• [Source text]:

In [None]:
#default_exp mlp

In [None]:
#exports
from kesscore.base import *
import copy

In [None]:
#exports
class MultiActs(Module):
    '''Given acts=[a0,a1] and v=[v0,v1] returns [a0(v0),a1(v0),a0(v1),a1(v1)]'''
    def __init__(self, *acts): self.acts = nn.ModuleList(acts)
    def forward(self, x): 
        if len(self.acts)==1: return self.acts[0](x)
        return interleaved(*[f(x) for f in self.acts], dim=1)

In [None]:
_t,_r = [[-1,-2]],[[0,-1,0,-2]]
test_eq(MultiActs(nn.ReLU(),nn.Identity())(torch.tensor(_t)),torch.tensor(_r))

In [None]:
#exports
def _listify(x): return x if isinstance(x, list) else [x]
def _init_acts(acts, acts_params):
    '''Init act using act_params. and combine using MultiActs
    
    _init_acts(nn.ReLU, {'inplace':True})

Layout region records
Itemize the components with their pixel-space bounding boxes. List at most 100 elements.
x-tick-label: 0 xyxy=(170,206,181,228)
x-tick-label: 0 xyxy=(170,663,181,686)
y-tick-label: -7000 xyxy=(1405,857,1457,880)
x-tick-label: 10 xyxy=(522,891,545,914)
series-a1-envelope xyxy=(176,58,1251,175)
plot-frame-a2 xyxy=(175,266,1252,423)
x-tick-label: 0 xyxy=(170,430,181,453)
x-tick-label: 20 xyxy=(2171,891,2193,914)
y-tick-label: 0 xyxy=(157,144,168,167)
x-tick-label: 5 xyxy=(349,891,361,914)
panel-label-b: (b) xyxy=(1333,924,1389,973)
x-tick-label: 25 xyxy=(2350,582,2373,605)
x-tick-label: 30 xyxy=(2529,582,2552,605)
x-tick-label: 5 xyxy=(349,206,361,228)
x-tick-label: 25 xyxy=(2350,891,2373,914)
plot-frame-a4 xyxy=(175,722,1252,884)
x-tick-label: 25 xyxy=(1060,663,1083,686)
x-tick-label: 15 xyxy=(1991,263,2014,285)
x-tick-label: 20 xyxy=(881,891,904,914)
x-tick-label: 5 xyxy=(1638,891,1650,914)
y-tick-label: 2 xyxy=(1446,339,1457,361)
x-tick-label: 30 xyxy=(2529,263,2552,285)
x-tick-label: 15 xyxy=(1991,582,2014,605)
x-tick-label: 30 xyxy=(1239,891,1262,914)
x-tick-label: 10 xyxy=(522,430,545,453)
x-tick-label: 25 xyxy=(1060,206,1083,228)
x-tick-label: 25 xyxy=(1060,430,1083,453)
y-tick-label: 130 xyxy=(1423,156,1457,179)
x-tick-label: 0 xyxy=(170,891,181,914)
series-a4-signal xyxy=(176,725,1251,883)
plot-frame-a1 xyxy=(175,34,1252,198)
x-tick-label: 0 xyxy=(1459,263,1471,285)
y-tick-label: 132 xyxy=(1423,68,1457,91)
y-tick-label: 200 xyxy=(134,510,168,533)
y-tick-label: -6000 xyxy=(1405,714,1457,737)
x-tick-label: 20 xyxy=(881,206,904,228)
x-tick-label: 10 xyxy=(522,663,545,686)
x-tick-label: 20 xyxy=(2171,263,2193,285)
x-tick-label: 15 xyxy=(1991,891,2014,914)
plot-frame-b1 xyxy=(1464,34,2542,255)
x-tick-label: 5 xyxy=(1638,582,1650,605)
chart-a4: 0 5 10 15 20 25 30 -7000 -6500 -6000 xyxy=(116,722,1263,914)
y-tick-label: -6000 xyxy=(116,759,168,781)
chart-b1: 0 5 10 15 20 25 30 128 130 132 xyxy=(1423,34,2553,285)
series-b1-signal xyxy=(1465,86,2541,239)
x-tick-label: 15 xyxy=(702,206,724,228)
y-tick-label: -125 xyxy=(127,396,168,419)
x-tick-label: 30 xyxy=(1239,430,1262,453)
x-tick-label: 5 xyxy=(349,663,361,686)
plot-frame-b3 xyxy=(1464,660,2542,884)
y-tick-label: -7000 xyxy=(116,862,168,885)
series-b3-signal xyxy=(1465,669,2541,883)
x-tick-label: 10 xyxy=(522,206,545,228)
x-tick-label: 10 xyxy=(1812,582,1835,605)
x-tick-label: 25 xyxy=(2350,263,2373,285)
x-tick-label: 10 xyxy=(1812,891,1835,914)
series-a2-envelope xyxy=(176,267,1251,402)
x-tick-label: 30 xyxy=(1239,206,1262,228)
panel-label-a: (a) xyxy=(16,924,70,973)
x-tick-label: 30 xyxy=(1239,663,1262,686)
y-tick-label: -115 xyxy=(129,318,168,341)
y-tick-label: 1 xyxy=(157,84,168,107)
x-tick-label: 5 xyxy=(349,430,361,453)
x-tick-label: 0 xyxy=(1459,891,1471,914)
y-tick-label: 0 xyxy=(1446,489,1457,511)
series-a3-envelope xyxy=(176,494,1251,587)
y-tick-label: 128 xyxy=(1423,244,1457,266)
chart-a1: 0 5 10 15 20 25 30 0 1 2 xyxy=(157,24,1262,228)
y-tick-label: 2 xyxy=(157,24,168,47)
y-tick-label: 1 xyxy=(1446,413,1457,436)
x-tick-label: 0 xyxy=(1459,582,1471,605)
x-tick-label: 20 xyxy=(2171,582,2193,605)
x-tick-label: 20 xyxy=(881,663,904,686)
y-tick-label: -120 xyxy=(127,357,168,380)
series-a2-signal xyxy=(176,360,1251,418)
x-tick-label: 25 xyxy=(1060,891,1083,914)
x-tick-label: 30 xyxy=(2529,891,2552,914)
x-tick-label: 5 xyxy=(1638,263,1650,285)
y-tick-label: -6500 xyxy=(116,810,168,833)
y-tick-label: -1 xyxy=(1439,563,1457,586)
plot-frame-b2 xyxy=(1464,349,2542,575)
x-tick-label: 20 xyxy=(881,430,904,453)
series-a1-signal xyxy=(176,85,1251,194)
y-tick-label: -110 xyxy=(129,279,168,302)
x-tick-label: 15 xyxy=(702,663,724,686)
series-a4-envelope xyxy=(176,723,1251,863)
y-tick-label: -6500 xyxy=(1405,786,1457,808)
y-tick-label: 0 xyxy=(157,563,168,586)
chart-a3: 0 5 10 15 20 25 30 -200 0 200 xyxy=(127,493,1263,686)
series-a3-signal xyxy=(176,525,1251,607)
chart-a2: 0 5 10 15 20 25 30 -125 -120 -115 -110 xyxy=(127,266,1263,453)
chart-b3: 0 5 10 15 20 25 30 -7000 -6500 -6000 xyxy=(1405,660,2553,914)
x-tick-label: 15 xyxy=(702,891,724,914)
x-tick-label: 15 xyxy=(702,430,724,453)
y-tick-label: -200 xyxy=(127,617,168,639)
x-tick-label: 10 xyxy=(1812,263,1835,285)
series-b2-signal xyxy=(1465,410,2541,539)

• [Tasks to perform]:
- 1) Answer these about the notebook code, one line each:
(a) What name does the #default_exp line give?
(b) From which package does the star import come?
(c) What does _listify return when x is not a list?
- 2) Rewrite the listing from its first line up to and including the line with "x-tick-label: 30 xyxy=(1239,891,1262,914)", changing "plot-frame" to "axes-frame" and leaving everything else as it is.

• [The results]:
- 1)
(a) mlp
(b) kesscore.base
(c) [x]

- 2)
Itemize the components with their pixel-space bounding boxes. List at most 100 elements.
x-tick-label: 0 xyxy=(170,206,181,228)
x-tick-label: 0 xyxy=(170,663,181,686)
y-tick-label: -7000 xyxy=(1405,857,1457,880)
x-tick-label: 10 xyxy=(522,891,545,914)
series-a1-envelope xyxy=(176,58,1251,175)
axes-frame-a2 xyxy=(175,266,1252,423)
x-tick-label: 0 xyxy=(170,430,181,453)
x-tick-label: 20 xyxy=(2171,891,2193,914)
y-tick-label: 0 xyxy=(157,144,168,167)
x-tick-label: 5 xyxy=(349,891,361,914)
panel-label-b: (b) xyxy=(1333,924,1389,973)
x-tick-label: 25 xyxy=(2350,582,2373,605)
x-tick-label: 30 xyxy=(2529,582,2552,605)
x-tick-label: 5 xyxy=(349,206,361,228)
x-tick-label: 25 xyxy=(2350,891,2373,914)
axes-frame-a4 xyxy=(175,722,1252,884)
x-tick-label: 25 xyxy=(1060,663,1083,686)
x-tick-label: 15 xyxy=(1991,263,2014,285)
x-tick-label: 20 xyxy=(881,891,904,914)
x-tick-label: 5 xyxy=(1638,891,1650,914)
y-tick-label: 2 xyxy=(1446,339,1457,361)
x-tick-label: 30 xyxy=(2529,263,2552,285)
x-tick-label: 15 xyxy=(1991,582,2014,605)
x-tick-label: 30 xyxy=(1239,891,1262,914)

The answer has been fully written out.